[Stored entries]
────

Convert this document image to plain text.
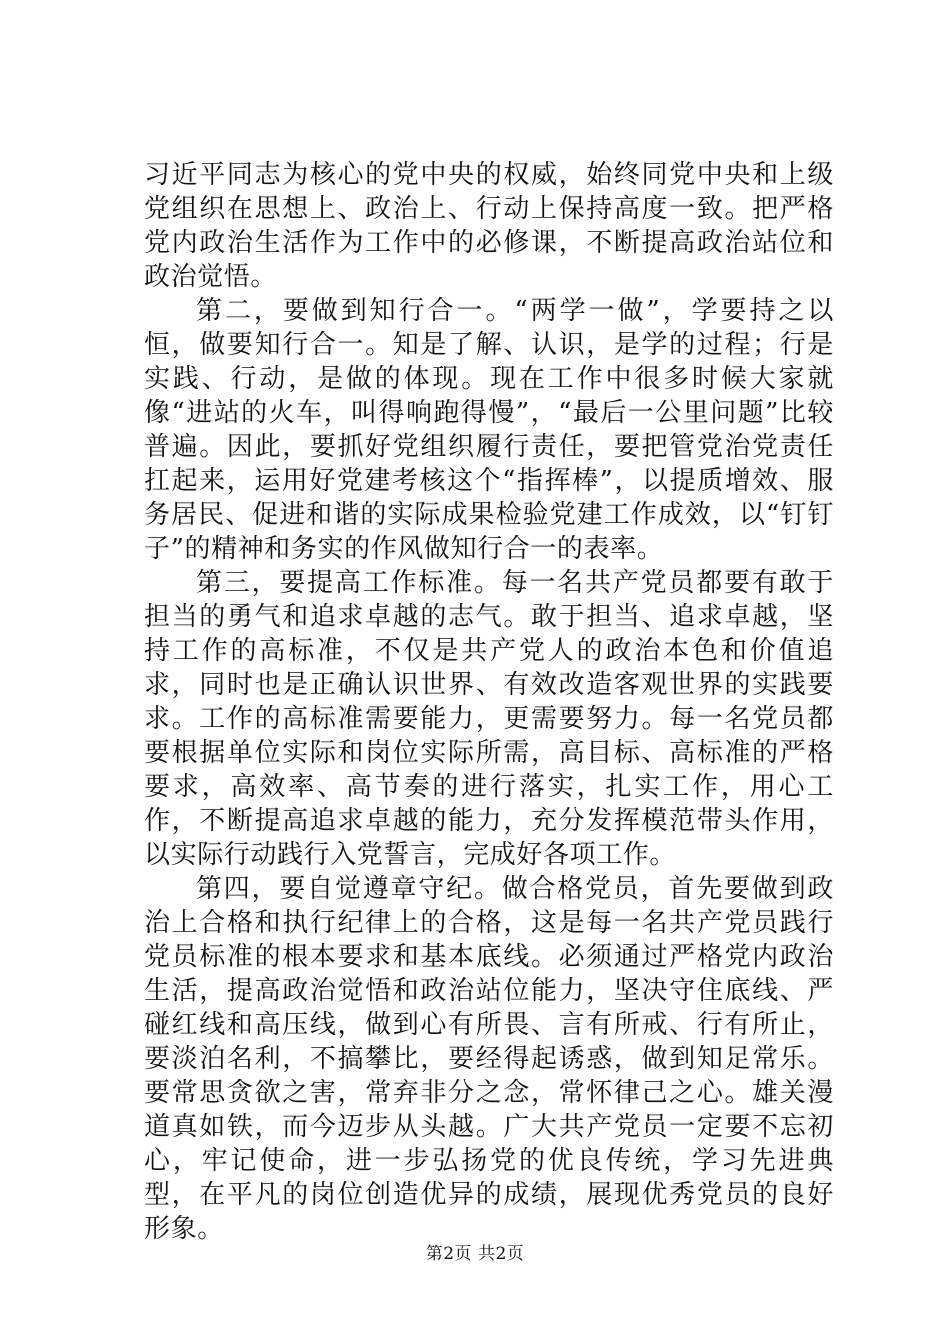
习近平同志为核心的党中央的权威，始终同党中央和上级党组织在思想上、政治上、行动上保持高度一致。把严格党内政治生活作为工作中的必修课，不断提高政治站位和政治觉悟。

第二，要做到知行合一。“两学一做”，学要持之以恒，做要知行合一。知是了解、认识，是学的过程；行是实践、行动，是做的体现。现在工作中很多时候大家就像“进站的火车，叫得响跑得慢”，“最后一公里问题”比较普遍。因此，要抓好党组织履行责任，要把管党治党责任扛起来，运用好党建考核这个“指挥棒”，以提质增效、服务居民、促进和谐的实际成果检验党建工作成效，以“钉钉子”的精神和务实的作风做知行合一的表率。

第三，要提高工作标准。每一名共产党员都要有敢于担当的勇气和追求卓越的志气。敢于担当、追求卓越，坚持工作的高标准，不仅是共产党人的政治本色和价值追求，同时也是正确认识世界、有效改造客观世界的实践要求。工作的高标准需要能力，更需要努力。每一名党员都要根据单位实际和岗位实际所需，高目标、高标准的严格要求，高效率、高节奏的进行落实，扎实工作，用心工作，不断提高追求卓越的能力，充分发挥模范带头作用，以实际行动践行入党誓言，完成好各项工作。

第四，要自觉遵章守纪。做合格党员，首先要做到政治上合格和执行纪律上的合格，这是每一名共产党员践行党员标准的根本要求和基本底线。必须通过严格党内政治生活，提高政治觉悟和政治站位能力，坚决守住底线、严碰红线和高压线，做到心有所畏、言有所戒、行有所止，要淡泊名利，不搞攀比，要经得起诱惑，做到知足常乐。要常思贪欲之害，常弃非分之念，常怀律己之心。雄关漫道真如铁，而今迈步从头越。广大共产党员一定要不忘初心，牢记使命，进一步弘扬党的优良传统，学习先进典型，在平凡的岗位创造优异的成绩，展现优秀党员的良好形象。

第2页 共2页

────

TASK :: Images in the data above are to be skipped. Retype all other material exactly.

COMPLETED TASK ::
Convert this document image to plain text.
习近平同志为核心的党中央的权威，始终同党中央和上级党组织在思想上、政治上、行动上保持高度一致。把严格党内政治生活作为工作中的必修课，不断提高政治站位和政治觉悟。

第二，要做到知行合一。“两学一做”，学要持之以恒，做要知行合一。知是了解、认识，是学的过程；行是实践、行动，是做的体现。现在工作中很多时候大家就像“进站的火车，叫得响跑得慢”，“最后一公里问题”比较普遍。因此，要抓好党组织履行责任，要把管党治党责任扛起来，运用好党建考核这个“指挥棒”，以提质增效、服务居民、促进和谐的实际成果检验党建工作成效，以“钉钉子”的精神和务实的作风做知行合一的表率。

第三，要提高工作标准。每一名共产党员都要有敢于担当的勇气和追求卓越的志气。敢于担当、追求卓越，坚持工作的高标准，不仅是共产党人的政治本色和价值追求，同时也是正确认识世界、有效改造客观世界的实践要求。工作的高标准需要能力，更需要努力。每一名党员都要根据单位实际和岗位实际所需，高目标、高标准的严格要求，高效率、高节奏的进行落实，扎实工作，用心工作，不断提高追求卓越的能力，充分发挥模范带头作用，以实际行动践行入党誓言，完成好各项工作。

第四，要自觉遵章守纪。做合格党员，首先要做到政治上合格和执行纪律上的合格，这是每一名共产党员践行党员标准的根本要求和基本底线。必须通过严格党内政治生活，提高政治觉悟和政治站位能力，坚决守住底线、严碰红线和高压线，做到心有所畏、言有所戒、行有所止，要淡泊名利，不搞攀比，要经得起诱惑，做到知足常乐。要常思贪欲之害，常弃非分之念，常怀律己之心。雄关漫道真如铁，而今迈步从头越。广大共产党员一定要不忘初心，牢记使命，进一步弘扬党的优良传统，学习先进典型，在平凡的岗位创造优异的成绩，展现优秀党员的良好形象。

第2页 共2页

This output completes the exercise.